**Dataset rows:**
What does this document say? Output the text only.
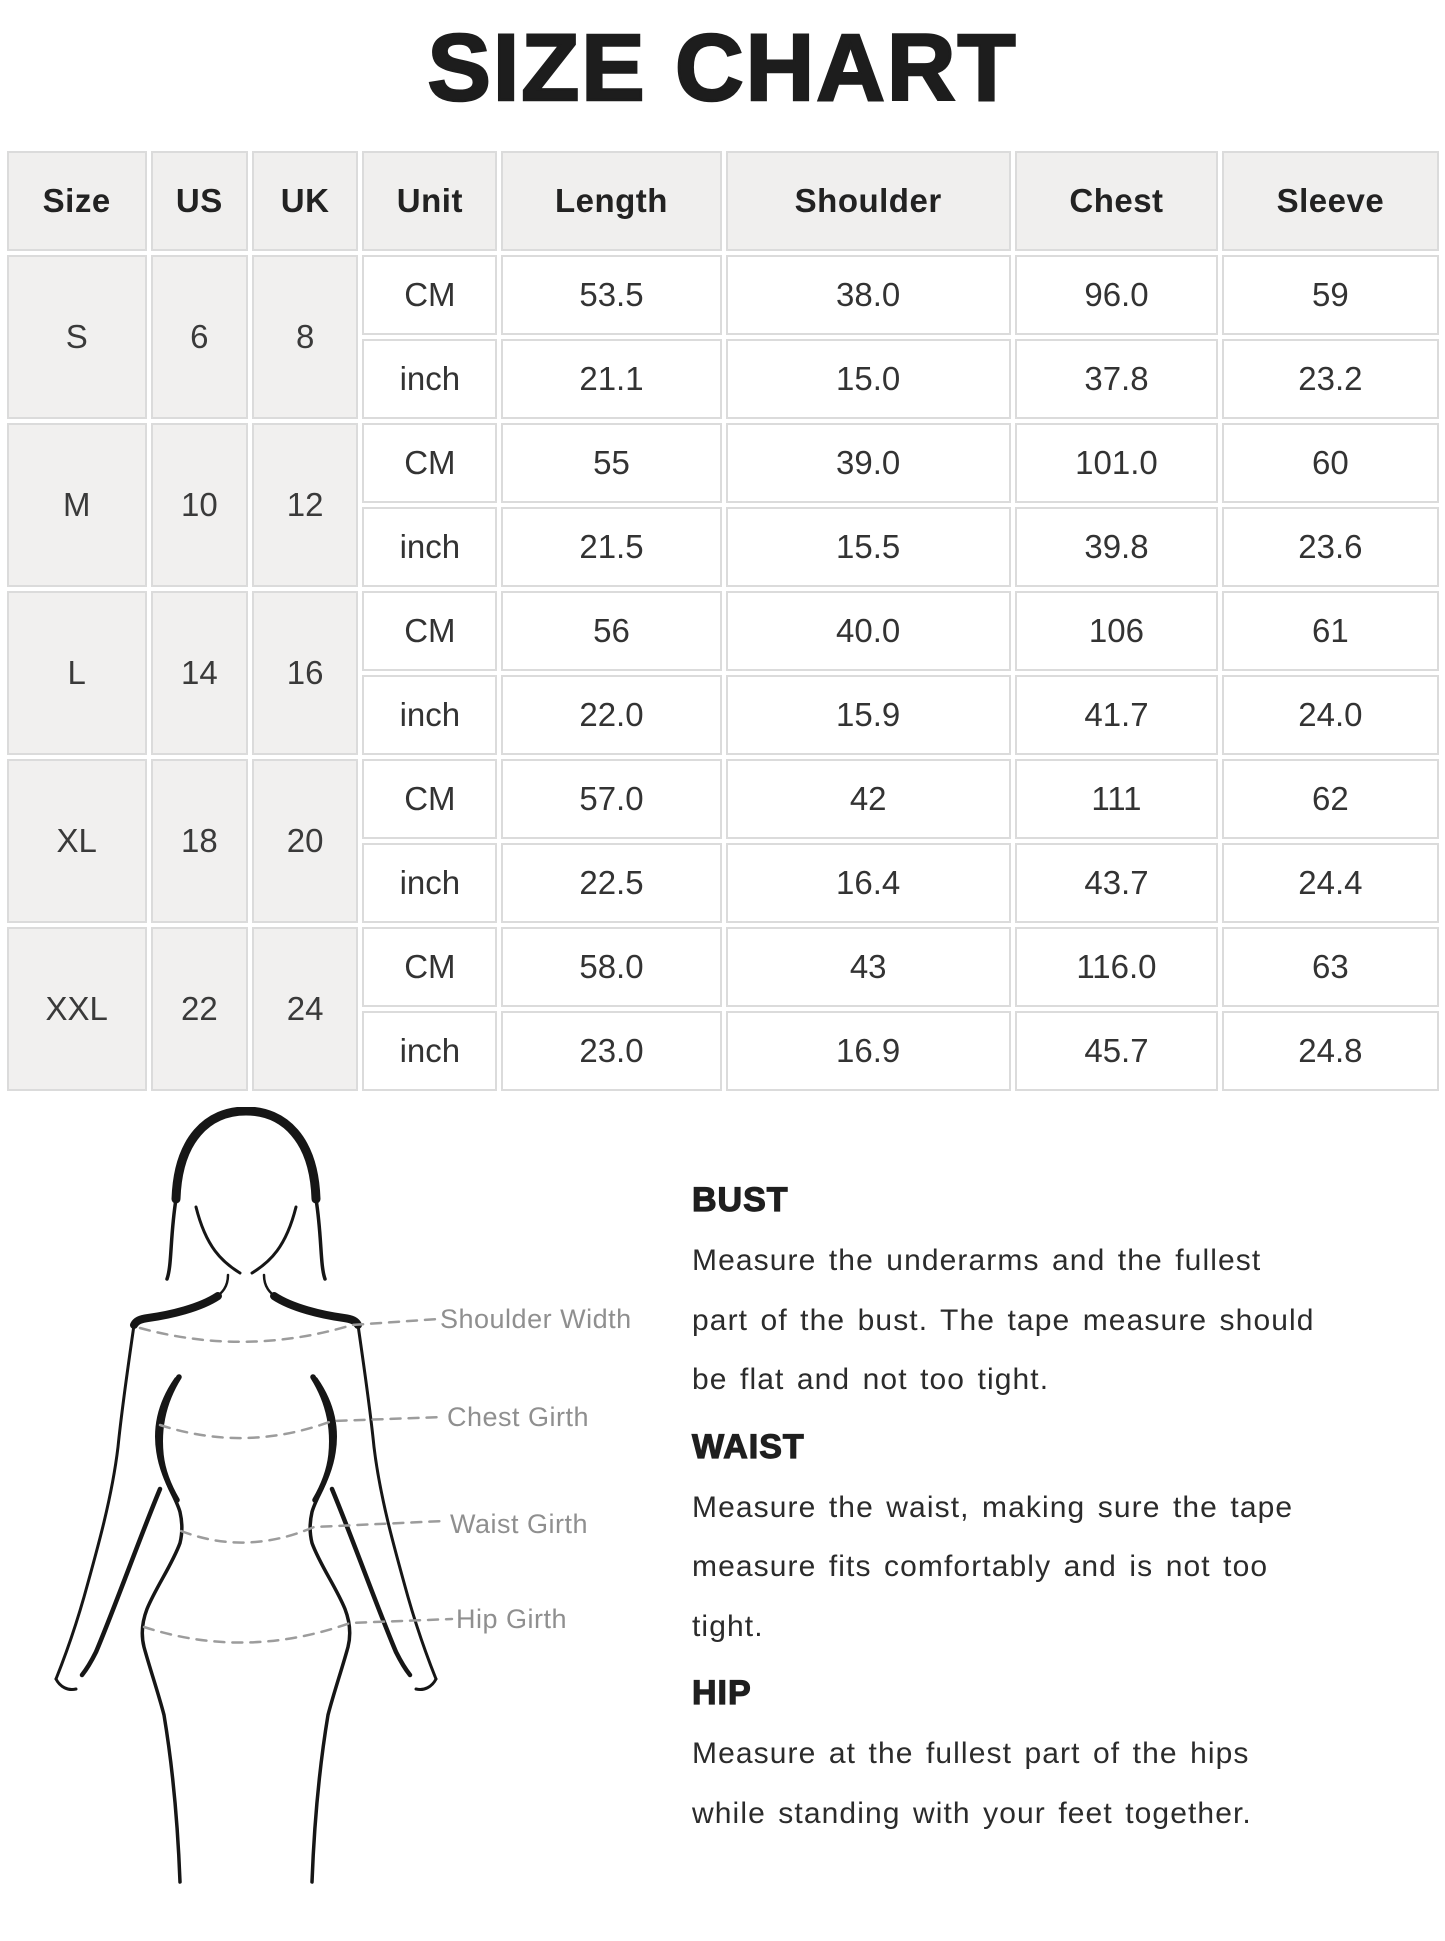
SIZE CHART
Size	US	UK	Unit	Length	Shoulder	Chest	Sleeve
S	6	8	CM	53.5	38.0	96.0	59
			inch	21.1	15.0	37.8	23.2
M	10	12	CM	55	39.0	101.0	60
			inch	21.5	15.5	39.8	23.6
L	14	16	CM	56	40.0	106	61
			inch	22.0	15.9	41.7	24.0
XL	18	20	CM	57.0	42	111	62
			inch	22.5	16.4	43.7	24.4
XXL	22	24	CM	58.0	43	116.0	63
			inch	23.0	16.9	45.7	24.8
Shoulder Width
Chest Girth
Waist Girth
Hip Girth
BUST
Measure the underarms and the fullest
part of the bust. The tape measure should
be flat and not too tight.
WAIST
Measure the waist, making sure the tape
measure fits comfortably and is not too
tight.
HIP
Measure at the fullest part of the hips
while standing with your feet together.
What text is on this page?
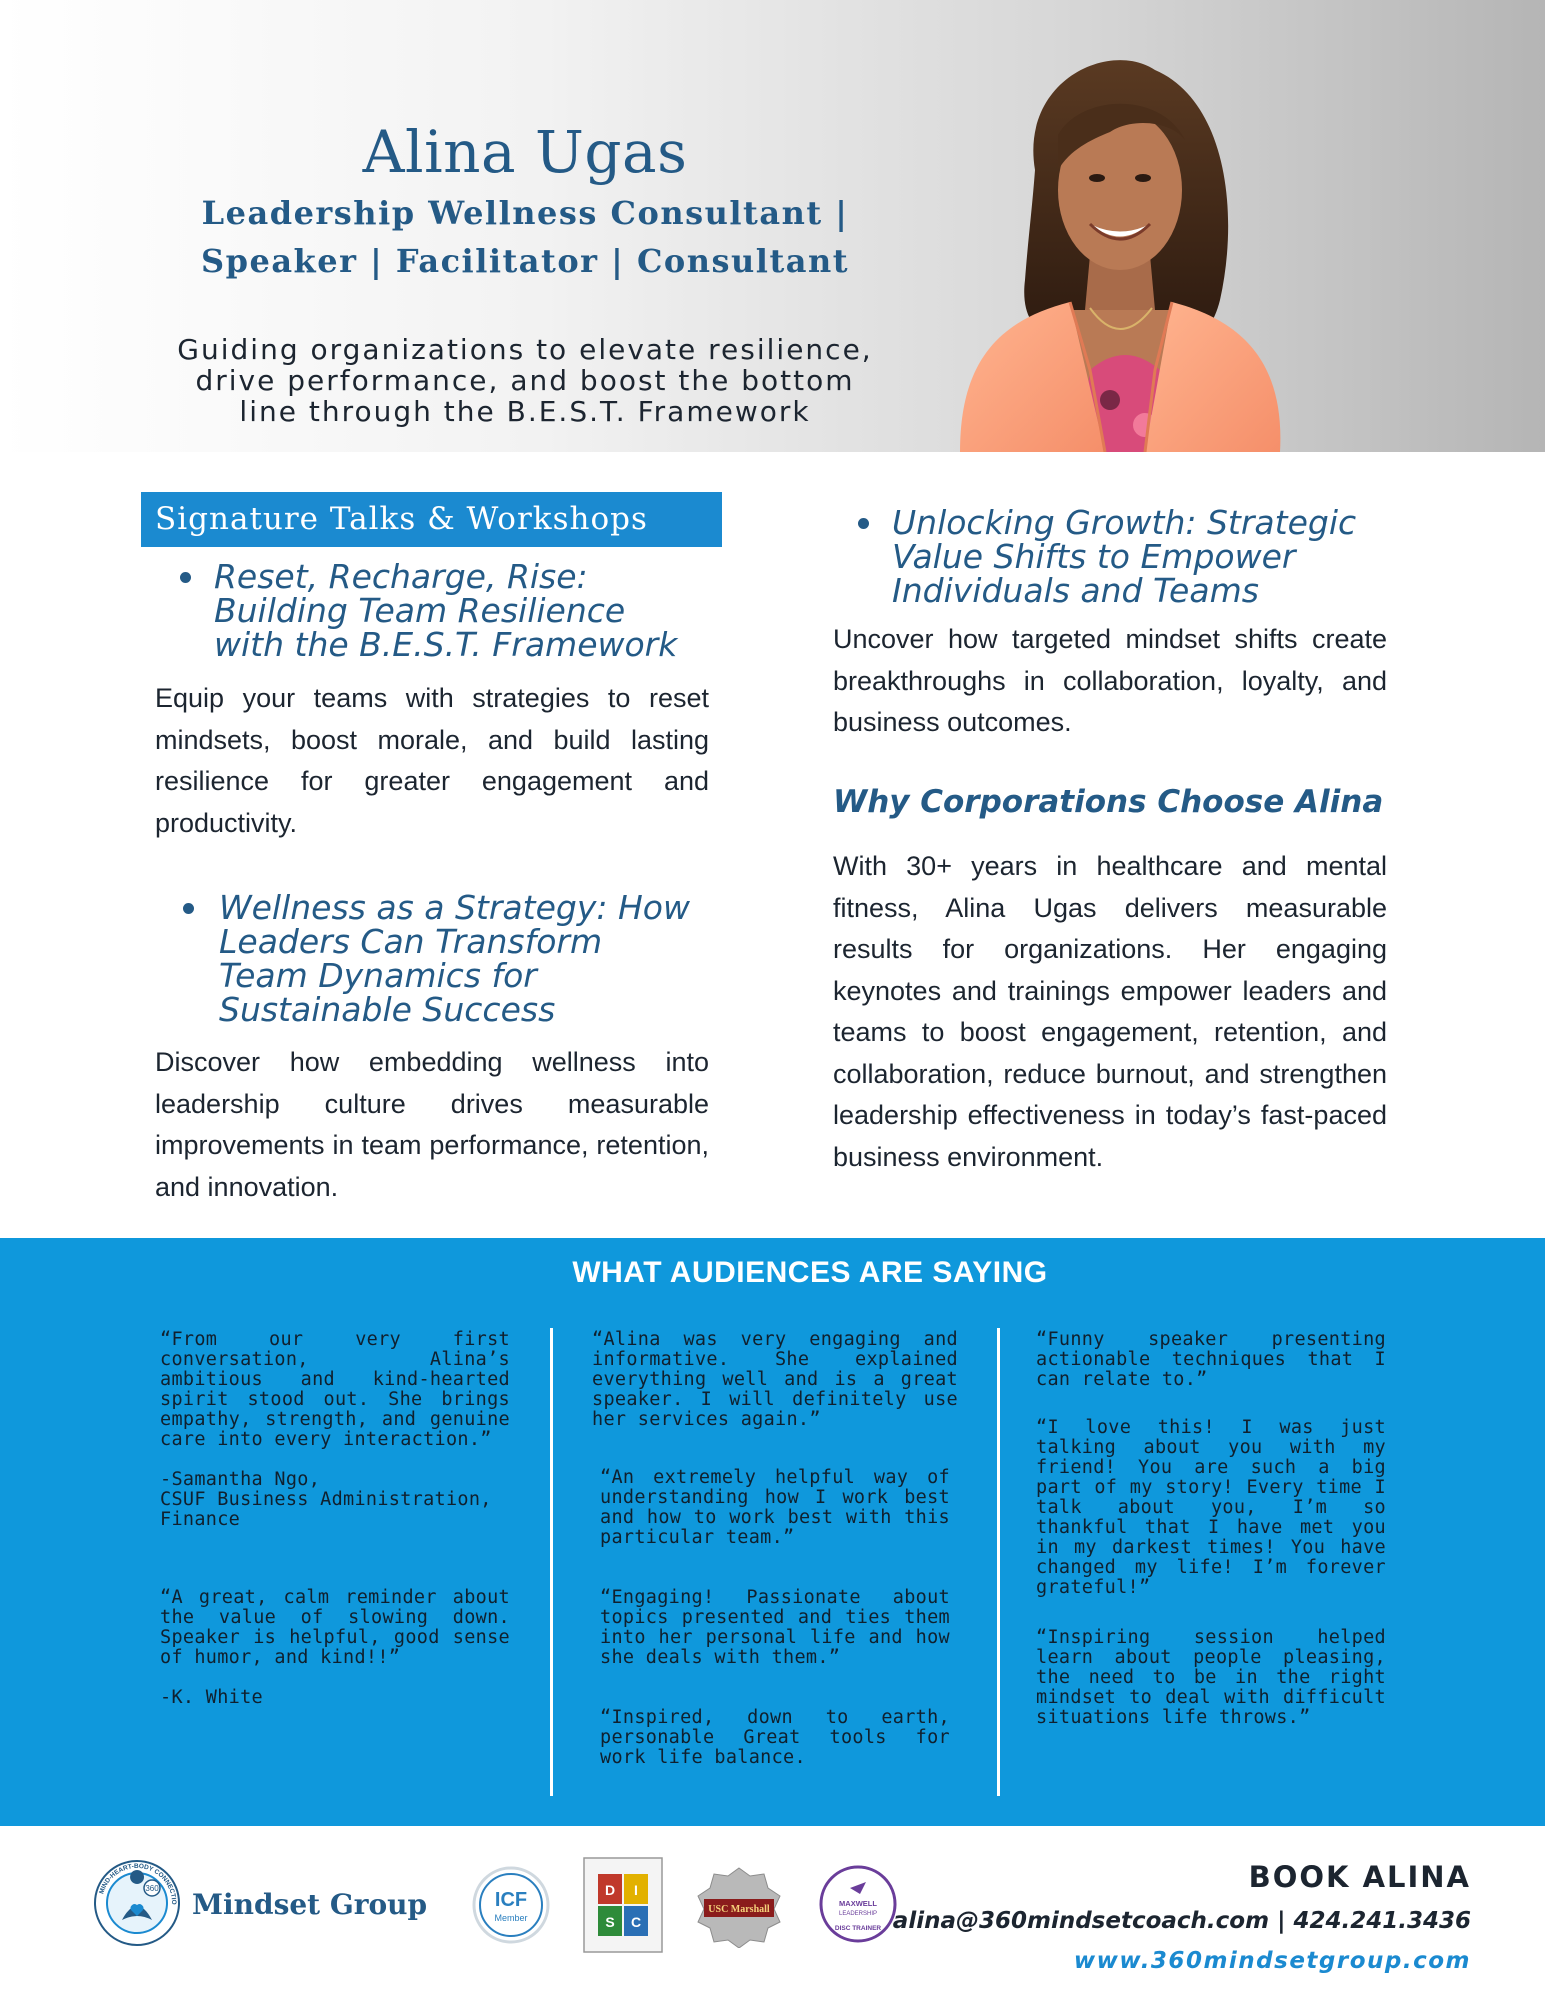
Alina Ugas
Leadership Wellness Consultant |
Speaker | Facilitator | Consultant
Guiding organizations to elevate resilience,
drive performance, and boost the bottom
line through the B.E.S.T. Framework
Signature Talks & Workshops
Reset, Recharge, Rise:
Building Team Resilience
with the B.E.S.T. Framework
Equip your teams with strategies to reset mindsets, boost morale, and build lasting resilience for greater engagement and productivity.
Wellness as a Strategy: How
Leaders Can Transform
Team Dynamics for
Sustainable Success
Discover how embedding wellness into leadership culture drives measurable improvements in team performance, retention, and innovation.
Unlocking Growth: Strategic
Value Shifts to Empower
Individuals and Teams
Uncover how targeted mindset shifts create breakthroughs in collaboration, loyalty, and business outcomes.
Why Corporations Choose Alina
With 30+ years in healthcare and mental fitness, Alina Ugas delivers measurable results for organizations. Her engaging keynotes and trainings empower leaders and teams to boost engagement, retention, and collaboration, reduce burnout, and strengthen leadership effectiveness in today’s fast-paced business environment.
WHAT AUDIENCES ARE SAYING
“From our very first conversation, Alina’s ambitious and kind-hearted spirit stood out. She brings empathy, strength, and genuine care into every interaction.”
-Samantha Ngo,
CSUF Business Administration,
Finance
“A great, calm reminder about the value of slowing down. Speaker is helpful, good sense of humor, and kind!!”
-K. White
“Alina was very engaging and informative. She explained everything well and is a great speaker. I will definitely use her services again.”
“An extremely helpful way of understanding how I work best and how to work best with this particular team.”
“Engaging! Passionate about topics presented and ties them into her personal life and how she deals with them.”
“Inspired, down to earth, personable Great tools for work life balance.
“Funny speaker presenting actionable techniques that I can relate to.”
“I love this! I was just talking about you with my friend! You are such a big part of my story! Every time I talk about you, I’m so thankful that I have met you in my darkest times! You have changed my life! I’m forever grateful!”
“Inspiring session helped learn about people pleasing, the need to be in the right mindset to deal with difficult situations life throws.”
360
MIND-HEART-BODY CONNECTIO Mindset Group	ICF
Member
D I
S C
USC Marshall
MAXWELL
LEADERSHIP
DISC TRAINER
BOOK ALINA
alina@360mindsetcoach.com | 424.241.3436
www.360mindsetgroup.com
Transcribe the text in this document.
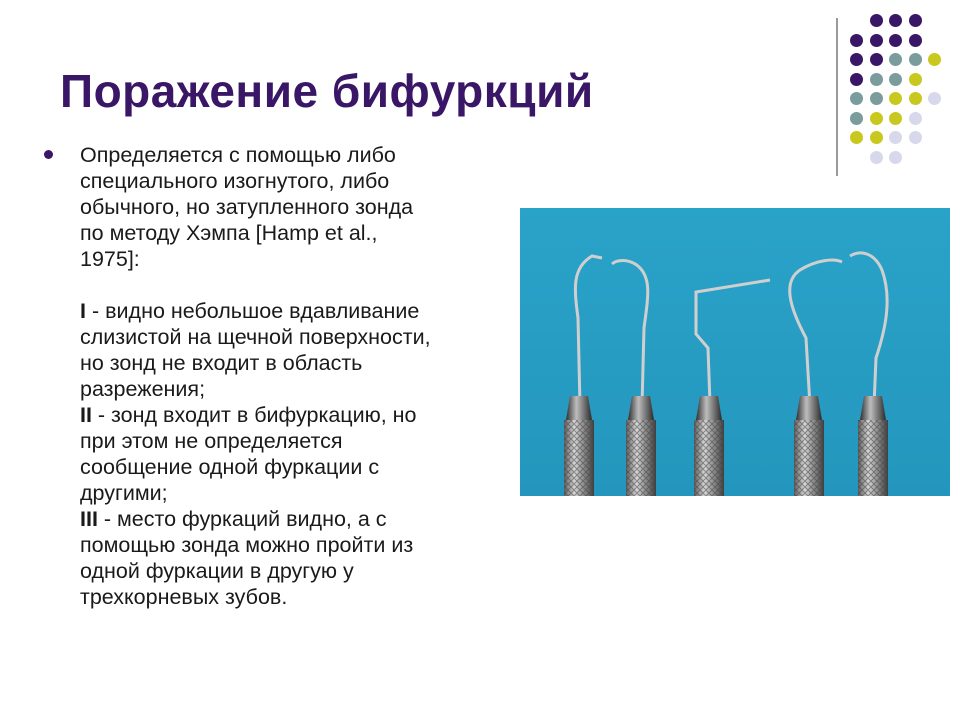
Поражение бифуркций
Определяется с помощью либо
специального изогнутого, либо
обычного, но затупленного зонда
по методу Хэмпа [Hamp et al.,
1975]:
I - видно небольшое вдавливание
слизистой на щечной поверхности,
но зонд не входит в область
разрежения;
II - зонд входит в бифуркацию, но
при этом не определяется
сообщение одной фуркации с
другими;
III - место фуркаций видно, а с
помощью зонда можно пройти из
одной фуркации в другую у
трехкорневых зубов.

**Objective:** Give the data above again in full and unchanged, skipping the pictures.

**Solved problem:**
What does this document say? Output the text only.
SIZE CHART
Size	US	UK	Unit	Length	Shoulder	Chest	Sleeve
S	6	8	CM	53.5	38.0	96.0	59
			inch	21.1	15.0	37.8	23.2
M	10	12	CM	55	39.0	101.0	60
			inch	21.5	15.5	39.8	23.6
L	14	16	CM	56	40.0	106	61
			inch	22.0	15.9	41.7	24.0
XL	18	20	CM	57.0	42	111	62
			inch	22.5	16.4	43.7	24.4
XXL	22	24	CM	58.0	43	116.0	63
			inch	23.0	16.9	45.7	24.8
Shoulder Width
Chest Girth
Waist Girth
Hip Girth
BUST
Measure the underarms and the fullest
part of the bust. The tape measure should
be flat and not too tight.
WAIST
Measure the waist, making sure the tape
measure fits comfortably and is not too
tight.
HIP
Measure at the fullest part of the hips
while standing with your feet together.
What text is on this page?
Alina Ugas
Leadership Wellness Consultant |
Speaker | Facilitator | Consultant
Guiding organizations to elevate resilience,
drive performance, and boost the bottom
line through the B.E.S.T. Framework
Signature Talks & Workshops
Reset, Recharge, Rise:
Building Team Resilience
with the B.E.S.T. Framework
Equip your teams with strategies to reset mindsets, boost morale, and build lasting resilience for greater engagement and productivity.
Wellness as a Strategy: How
Leaders Can Transform
Team Dynamics for
Sustainable Success
Discover how embedding wellness into leadership culture drives measurable improvements in team performance, retention, and innovation.
Unlocking Growth: Strategic
Value Shifts to Empower
Individuals and Teams
Uncover how targeted mindset shifts create breakthroughs in collaboration, loyalty, and business outcomes.
Why Corporations Choose Alina
With 30+ years in healthcare and mental fitness, Alina Ugas delivers measurable results for organizations. Her engaging keynotes and trainings empower leaders and teams to boost engagement, retention, and collaboration, reduce burnout, and strengthen leadership effectiveness in today’s fast-paced business environment.
WHAT AUDIENCES ARE SAYING
“From our very first conversation, Alina’s ambitious and kind-hearted spirit stood out. She brings empathy, strength, and genuine care into every interaction.”
-Samantha Ngo,
CSUF Business Administration,
Finance
“A great, calm reminder about the value of slowing down. Speaker is helpful, good sense of humor, and kind!!”
-K. White
“Alina was very engaging and informative. She explained everything well and is a great speaker. I will definitely use her services again.”
“An extremely helpful way of understanding how I work best and how to work best with this particular team.”
“Engaging! Passionate about topics presented and ties them into her personal life and how she deals with them.”
“Inspired, down to earth, personable Great tools for work life balance.
“Funny speaker presenting actionable techniques that I can relate to.”
“I love this! I was just talking about you with my friend! You are such a big part of my story! Every time I talk about you, I’m so thankful that I have met you in my darkest times! You have changed my life! I’m forever grateful!”
“Inspiring session helped learn about people pleasing, the need to be in the right mindset to deal with difficult situations life throws.”
360
MIND-HEART-BODY CONNECTIO Mindset Group	ICF
Member
D I
S C
USC Marshall
MAXWELL
LEADERSHIP
DISC TRAINER
BOOK ALINA
alina@360mindsetcoach.com | 424.241.3436
www.360mindsetgroup.com
Transcribe the text in this document.
Поражение бифуркций
Определяется с помощью либо
специального изогнутого, либо
обычного, но затупленного зонда
по методу Хэмпа [Hamp et al.,
1975]:
I - видно небольшое вдавливание
слизистой на щечной поверхности,
но зонд не входит в область
разрежения;
II - зонд входит в бифуркацию, но
при этом не определяется
сообщение одной фуркации с
другими;
III - место фуркаций видно, а с
помощью зонда можно пройти из
одной фуркации в другую у
трехкорневых зубов.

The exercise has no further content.